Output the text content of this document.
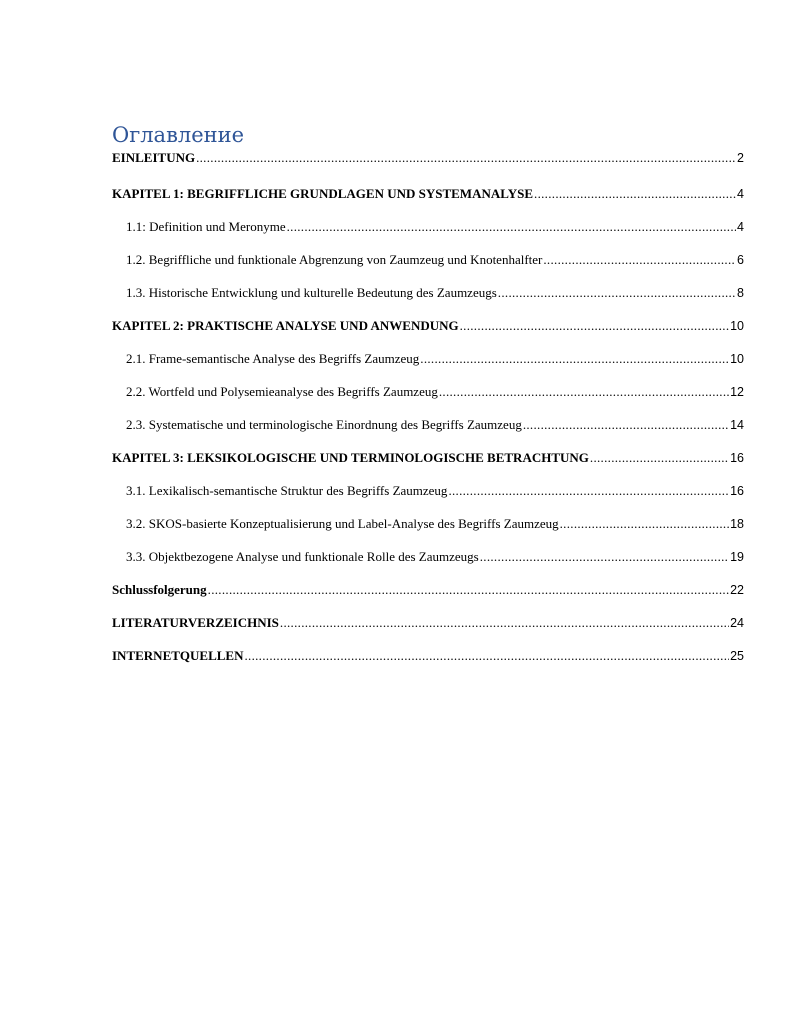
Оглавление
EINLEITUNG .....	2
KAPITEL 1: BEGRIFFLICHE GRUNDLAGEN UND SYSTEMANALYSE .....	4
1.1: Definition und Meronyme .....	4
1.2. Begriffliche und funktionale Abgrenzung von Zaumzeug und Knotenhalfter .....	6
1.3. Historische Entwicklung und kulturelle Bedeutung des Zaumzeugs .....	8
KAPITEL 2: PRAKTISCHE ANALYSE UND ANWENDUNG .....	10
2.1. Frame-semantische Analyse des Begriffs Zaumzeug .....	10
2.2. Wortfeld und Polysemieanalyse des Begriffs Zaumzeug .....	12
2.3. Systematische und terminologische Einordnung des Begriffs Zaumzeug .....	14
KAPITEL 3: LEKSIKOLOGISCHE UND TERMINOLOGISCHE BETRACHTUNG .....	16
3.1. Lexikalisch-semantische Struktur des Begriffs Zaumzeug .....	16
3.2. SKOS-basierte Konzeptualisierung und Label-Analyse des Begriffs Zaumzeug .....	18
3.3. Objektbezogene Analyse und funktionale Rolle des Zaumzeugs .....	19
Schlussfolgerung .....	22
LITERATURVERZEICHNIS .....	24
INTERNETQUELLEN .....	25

### WHAT YOU SHOULD DO
Copy out each line word for word, please, skipping the images.

### REPLY TO THE TASK
Output the text content of this document.
Оглавление
EINLEITUNG .....	2
KAPITEL 1: BEGRIFFLICHE GRUNDLAGEN UND SYSTEMANALYSE .....	4
1.1: Definition und Meronyme .....	4
1.2. Begriffliche und funktionale Abgrenzung von Zaumzeug und Knotenhalfter .....	6
1.3. Historische Entwicklung und kulturelle Bedeutung des Zaumzeugs .....	8
KAPITEL 2: PRAKTISCHE ANALYSE UND ANWENDUNG .....	10
2.1. Frame-semantische Analyse des Begriffs Zaumzeug .....	10
2.2. Wortfeld und Polysemieanalyse des Begriffs Zaumzeug .....	12
2.3. Systematische und terminologische Einordnung des Begriffs Zaumzeug .....	14
KAPITEL 3: LEKSIKOLOGISCHE UND TERMINOLOGISCHE BETRACHTUNG .....	16
3.1. Lexikalisch-semantische Struktur des Begriffs Zaumzeug .....	16
3.2. SKOS-basierte Konzeptualisierung und Label-Analyse des Begriffs Zaumzeug .....	18
3.3. Objektbezogene Analyse und funktionale Rolle des Zaumzeugs .....	19
Schlussfolgerung .....	22
LITERATURVERZEICHNIS .....	24
INTERNETQUELLEN .....	25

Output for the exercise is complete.